Selected passage:
Skip to main content

This plugin allows to submit mongo queries and aggregation pipelines directly an underlying MongoDB.

Project description

dtool pypi tag test zenodo

Features

  • Query datasets via mongo language

  • Funnel datasets through aggregation pipelines

Introduction

dtool is a command line tool for packaging data and metadata into a dataset. A dtool dataset manages data and metadata without the need for a central database.

However, if one has to manage more than a hundred datasets it can be helpful to have the datasets’ metadata stored in a central server to enable one to quickly find datasets of interest.

The dservercore provides a web API for registering datasets’ metadata and provides functionality to lookup, list and search for datasets.

This plugin allows to submit plain mongo queries and aggregation pipelines directly to the lookup server.

Goal a: Output the listing exactly as it appears, from its first line up to and including the line with "- muted-speaker-icon: [977, 314, 1035, 376]".

Input rows:

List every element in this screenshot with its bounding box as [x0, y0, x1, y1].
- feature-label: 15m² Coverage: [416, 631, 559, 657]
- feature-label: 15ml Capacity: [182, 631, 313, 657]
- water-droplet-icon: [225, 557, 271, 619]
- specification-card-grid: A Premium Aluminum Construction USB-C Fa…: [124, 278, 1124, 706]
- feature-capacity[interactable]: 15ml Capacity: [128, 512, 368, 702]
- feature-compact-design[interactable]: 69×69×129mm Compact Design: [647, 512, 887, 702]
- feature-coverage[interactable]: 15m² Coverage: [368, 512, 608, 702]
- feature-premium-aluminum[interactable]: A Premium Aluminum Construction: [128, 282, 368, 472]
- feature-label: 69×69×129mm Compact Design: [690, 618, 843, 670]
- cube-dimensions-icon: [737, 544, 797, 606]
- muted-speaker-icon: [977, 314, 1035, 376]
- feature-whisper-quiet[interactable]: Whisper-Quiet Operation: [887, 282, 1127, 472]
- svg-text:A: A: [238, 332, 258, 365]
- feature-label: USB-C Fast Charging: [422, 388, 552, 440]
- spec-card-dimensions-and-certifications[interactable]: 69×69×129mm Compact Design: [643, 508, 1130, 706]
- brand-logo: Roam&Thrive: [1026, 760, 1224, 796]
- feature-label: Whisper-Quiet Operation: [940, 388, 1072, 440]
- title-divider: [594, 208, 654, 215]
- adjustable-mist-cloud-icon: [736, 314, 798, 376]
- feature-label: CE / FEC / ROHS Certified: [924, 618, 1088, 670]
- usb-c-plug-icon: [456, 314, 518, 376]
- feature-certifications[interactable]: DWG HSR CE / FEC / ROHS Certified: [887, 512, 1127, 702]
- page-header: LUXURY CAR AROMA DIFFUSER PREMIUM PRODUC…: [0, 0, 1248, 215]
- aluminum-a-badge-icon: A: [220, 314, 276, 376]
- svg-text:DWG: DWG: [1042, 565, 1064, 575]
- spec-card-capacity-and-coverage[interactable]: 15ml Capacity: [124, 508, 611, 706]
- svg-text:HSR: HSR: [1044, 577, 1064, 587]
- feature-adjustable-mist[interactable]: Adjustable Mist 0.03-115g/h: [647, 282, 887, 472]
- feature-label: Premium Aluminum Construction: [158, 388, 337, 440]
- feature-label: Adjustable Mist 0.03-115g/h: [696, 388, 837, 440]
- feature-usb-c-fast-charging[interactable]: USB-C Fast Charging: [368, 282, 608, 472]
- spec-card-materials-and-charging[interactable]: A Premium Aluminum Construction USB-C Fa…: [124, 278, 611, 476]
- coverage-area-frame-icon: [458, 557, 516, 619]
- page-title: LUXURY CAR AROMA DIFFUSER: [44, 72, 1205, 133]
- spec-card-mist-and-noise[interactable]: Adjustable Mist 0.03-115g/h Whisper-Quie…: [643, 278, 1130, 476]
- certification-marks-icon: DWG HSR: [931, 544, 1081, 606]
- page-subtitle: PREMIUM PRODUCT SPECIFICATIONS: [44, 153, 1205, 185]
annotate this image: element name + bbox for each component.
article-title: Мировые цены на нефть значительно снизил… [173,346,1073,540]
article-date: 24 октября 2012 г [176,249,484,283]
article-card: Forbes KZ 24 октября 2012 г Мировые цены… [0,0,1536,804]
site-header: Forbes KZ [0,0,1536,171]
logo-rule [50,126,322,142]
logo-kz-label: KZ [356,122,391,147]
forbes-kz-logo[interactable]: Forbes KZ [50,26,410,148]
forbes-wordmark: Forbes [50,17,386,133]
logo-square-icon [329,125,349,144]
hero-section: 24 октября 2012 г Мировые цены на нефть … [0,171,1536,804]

Goal b:
Answer these questions about the MongoDB plugin description:
(i) Which two kinds of input does the plugin let a user submit?
(ii) What does dtool package into a dataset?
(iii) What does dservercore provide for registering datasets' metadata?

Exercise result a:
List every element in this screenshot with its bounding box as [x0, y0, x1, y1].
- feature-label: 15m² Coverage: [416, 631, 559, 657]
- feature-label: 15ml Capacity: [182, 631, 313, 657]
- water-droplet-icon: [225, 557, 271, 619]
- specification-card-grid: A Premium Aluminum Construction USB-C Fa…: [124, 278, 1124, 706]
- feature-capacity[interactable]: 15ml Capacity: [128, 512, 368, 702]
- feature-compact-design[interactable]: 69×69×129mm Compact Design: [647, 512, 887, 702]
- feature-coverage[interactable]: 15m² Coverage: [368, 512, 608, 702]
- feature-premium-aluminum[interactable]: A Premium Aluminum Construction: [128, 282, 368, 472]
- feature-label: 69×69×129mm Compact Design: [690, 618, 843, 670]
- cube-dimensions-icon: [737, 544, 797, 606]
- muted-speaker-icon: [977, 314, 1035, 376]

Exercise result b:
(i) Mongo queries and aggregation pipelines.
(ii) Data and metadata.
(iii) A web API.